• Task directions: Find the lines with "chores" in them and copy them out.

• Data entries:
★ ★ ★ ★

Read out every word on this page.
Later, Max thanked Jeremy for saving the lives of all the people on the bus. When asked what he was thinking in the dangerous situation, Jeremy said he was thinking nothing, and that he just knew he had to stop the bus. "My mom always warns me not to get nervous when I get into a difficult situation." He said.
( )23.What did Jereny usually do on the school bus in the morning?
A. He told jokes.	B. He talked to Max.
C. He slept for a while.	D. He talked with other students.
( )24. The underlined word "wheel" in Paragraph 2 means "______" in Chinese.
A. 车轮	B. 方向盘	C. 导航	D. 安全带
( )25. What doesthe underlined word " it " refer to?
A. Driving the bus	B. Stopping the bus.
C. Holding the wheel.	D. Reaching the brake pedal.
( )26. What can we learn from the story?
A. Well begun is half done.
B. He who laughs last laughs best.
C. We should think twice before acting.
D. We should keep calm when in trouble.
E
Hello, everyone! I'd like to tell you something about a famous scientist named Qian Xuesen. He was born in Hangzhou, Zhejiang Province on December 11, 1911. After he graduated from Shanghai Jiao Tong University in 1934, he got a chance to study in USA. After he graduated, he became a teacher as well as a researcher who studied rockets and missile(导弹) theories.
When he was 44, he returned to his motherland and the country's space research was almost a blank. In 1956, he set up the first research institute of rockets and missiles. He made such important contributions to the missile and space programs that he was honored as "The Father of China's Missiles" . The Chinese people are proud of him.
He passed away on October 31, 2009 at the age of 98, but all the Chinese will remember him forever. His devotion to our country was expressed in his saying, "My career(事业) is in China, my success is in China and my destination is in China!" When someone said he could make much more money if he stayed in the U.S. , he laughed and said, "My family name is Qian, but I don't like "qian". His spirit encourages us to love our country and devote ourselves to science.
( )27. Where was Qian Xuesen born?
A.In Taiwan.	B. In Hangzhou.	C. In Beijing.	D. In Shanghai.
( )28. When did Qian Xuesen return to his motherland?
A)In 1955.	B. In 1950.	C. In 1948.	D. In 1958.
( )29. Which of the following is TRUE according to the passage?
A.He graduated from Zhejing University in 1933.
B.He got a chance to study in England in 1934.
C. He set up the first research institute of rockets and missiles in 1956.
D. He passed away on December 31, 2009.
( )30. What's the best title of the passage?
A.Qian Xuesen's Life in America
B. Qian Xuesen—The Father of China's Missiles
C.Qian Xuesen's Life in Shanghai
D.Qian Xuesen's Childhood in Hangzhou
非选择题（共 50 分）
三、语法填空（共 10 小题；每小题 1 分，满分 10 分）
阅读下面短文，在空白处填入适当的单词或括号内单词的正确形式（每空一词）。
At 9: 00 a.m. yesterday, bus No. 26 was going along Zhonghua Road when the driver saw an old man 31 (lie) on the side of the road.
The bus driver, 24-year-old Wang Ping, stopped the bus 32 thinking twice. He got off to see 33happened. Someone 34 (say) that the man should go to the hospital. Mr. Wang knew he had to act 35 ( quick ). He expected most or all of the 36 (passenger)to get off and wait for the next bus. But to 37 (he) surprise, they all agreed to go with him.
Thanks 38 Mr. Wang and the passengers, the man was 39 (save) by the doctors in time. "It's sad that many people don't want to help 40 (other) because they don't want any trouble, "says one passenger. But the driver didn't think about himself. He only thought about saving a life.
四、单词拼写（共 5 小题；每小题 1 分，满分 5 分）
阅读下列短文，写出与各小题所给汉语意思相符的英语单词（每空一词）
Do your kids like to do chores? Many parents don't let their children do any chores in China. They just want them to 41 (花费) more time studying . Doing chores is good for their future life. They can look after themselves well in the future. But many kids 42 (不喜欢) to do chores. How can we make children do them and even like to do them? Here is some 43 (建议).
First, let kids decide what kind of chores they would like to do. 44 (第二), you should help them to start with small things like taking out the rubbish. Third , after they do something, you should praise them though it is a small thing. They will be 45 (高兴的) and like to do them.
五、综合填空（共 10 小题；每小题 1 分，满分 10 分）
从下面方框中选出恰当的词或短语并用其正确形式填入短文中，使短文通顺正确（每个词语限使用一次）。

★ ★ ★ ★

• Correct answer:
Do your kids like to do chores? Many parents don't let their children do any chores in China. They just want them to 41 (花费) more time studying . Doing chores is good for their future life. They can look after themselves well in the future. But many kids 42 (不喜欢) to do chores. How can we make children do them and even like to do them? Here is some 43 (建议).
First, let kids decide what kind of chores they would like to do. 44 (第二), you should help them to start with small things like taking out the rubbish. Third , after they do something, you should praise them though it is a small thing. They will be 45 (高兴的) and like to do them.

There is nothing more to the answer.